### Exercise requirements
Rewrite the entries from the line with "Output each element" to the line with "closing-paragraph: Respira ese" as a Markdown table with the columns No. and Line, numbering each row and leaving out blank lines.

### Given data

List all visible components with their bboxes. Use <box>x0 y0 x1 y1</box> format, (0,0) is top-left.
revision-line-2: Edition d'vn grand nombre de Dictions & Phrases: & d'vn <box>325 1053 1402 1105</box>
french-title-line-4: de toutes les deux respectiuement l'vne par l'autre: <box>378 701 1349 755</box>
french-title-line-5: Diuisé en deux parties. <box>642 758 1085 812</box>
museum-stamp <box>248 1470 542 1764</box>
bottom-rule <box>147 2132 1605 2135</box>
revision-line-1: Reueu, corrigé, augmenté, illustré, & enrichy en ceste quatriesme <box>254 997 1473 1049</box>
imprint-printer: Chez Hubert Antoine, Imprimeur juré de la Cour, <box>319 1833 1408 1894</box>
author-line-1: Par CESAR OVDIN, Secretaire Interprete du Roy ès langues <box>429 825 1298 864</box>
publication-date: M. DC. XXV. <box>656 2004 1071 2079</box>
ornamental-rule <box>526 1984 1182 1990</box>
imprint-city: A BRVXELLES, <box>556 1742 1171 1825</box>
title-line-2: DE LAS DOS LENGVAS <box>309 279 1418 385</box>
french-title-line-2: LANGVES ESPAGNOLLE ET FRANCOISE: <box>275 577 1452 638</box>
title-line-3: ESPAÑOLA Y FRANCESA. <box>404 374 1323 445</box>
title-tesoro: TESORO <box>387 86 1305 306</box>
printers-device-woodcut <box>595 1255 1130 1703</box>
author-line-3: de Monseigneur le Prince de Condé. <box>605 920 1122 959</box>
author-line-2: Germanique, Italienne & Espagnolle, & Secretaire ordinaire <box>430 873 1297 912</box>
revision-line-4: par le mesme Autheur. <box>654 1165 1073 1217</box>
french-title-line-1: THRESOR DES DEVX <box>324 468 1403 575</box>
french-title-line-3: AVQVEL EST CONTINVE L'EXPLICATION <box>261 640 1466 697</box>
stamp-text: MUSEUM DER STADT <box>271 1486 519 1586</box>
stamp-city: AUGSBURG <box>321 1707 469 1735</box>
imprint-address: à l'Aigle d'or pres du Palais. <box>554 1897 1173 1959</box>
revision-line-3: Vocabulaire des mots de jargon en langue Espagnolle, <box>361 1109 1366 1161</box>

...

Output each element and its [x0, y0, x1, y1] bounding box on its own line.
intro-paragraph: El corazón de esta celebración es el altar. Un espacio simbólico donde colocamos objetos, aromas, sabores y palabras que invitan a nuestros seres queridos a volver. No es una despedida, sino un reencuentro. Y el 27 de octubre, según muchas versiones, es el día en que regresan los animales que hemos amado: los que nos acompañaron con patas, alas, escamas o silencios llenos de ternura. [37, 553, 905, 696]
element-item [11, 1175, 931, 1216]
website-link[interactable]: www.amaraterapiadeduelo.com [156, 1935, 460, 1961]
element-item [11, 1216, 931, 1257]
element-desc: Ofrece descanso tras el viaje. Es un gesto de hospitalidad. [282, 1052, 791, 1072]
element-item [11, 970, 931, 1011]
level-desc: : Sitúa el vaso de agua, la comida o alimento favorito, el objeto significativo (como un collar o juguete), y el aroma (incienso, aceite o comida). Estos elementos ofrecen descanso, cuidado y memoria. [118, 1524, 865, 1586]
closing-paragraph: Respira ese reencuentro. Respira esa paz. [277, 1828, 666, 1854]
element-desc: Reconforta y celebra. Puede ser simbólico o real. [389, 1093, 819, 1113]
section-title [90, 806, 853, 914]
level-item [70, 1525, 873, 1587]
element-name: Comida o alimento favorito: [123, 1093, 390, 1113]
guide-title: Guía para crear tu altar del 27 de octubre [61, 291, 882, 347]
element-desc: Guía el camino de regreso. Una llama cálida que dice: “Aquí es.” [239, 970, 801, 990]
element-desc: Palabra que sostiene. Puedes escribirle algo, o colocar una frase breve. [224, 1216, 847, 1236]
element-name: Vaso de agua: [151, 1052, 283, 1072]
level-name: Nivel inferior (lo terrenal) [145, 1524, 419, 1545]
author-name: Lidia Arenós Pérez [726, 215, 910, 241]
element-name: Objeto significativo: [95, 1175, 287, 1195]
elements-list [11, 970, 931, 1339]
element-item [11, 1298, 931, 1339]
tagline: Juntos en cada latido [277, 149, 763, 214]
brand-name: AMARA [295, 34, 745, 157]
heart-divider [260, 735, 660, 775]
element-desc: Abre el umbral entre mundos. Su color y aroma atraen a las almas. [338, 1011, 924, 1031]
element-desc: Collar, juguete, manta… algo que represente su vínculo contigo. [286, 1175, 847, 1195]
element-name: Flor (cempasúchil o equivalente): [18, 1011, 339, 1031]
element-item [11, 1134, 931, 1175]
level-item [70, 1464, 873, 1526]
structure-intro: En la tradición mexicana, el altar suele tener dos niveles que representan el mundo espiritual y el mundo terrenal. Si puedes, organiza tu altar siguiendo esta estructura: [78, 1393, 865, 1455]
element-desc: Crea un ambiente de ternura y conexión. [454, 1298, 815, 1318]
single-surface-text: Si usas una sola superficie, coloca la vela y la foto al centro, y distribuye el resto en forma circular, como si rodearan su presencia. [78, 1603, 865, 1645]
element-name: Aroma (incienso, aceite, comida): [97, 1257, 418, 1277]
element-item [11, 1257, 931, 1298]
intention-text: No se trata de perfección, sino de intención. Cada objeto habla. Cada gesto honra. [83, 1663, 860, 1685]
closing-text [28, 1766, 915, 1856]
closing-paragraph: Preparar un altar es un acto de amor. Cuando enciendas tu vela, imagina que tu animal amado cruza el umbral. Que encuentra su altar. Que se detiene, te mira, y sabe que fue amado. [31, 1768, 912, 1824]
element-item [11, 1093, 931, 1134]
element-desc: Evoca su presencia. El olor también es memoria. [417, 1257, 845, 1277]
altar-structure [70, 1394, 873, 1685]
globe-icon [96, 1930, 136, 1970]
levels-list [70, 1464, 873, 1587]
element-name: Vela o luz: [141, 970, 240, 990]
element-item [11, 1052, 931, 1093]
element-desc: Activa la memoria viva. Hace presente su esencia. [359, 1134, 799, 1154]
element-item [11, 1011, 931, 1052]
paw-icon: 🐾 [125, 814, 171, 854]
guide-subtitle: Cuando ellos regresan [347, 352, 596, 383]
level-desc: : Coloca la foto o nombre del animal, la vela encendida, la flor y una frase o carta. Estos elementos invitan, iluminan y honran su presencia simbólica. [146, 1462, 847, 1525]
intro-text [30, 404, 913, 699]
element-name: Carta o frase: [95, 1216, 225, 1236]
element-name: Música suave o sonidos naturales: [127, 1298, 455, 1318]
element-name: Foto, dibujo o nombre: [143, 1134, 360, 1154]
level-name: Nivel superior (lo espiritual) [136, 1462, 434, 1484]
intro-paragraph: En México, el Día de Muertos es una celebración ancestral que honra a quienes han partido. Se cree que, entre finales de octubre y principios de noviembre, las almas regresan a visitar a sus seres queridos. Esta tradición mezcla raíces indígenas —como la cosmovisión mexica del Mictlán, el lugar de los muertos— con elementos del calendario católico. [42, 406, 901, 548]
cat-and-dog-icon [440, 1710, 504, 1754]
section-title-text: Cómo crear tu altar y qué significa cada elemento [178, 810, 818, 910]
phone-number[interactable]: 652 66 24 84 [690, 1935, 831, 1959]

### Full response
| No. | Line |
|---|---|
| 1 | Output each element and its [x0, y0, x1, y1] bounding box on its own line. |
| 2 | intro-paragraph: El corazón de esta celebración es el altar. Un espacio simbólico donde colocamos objetos, aromas, sabores y palabras que invitan a nuestros seres queridos a volver. No es una despedida, sino un reencuentro. Y el 27 de octubre, según muchas versiones, es el día en que regresan los animales que hemos amado: los que nos acompañaron con patas, alas, escamas o silencios llenos de ternura. [37, 553, 905, 696] |
| 3 | element-item [11, 1175, 931, 1216] |
| 4 | website-link[interactable]: www.amaraterapiadeduelo.com [156, 1935, 460, 1961] |
| 5 | element-item [11, 1216, 931, 1257] |
| 6 | element-desc: Ofrece descanso tras el viaje. Es un gesto de hospitalidad. [282, 1052, 791, 1072] |
| 7 | element-item [11, 970, 931, 1011] |
| 8 | level-desc: : Sitúa el vaso de agua, la comida o alimento favorito, el objeto significativo (como un collar o juguete), y el aroma (incienso, aceite o comida). Estos elementos ofrecen descanso, cuidado y memoria. [118, 1524, 865, 1586] |
| 9 | closing-paragraph: Respira ese reencuentro. Respira esa paz. [277, 1828, 666, 1854] |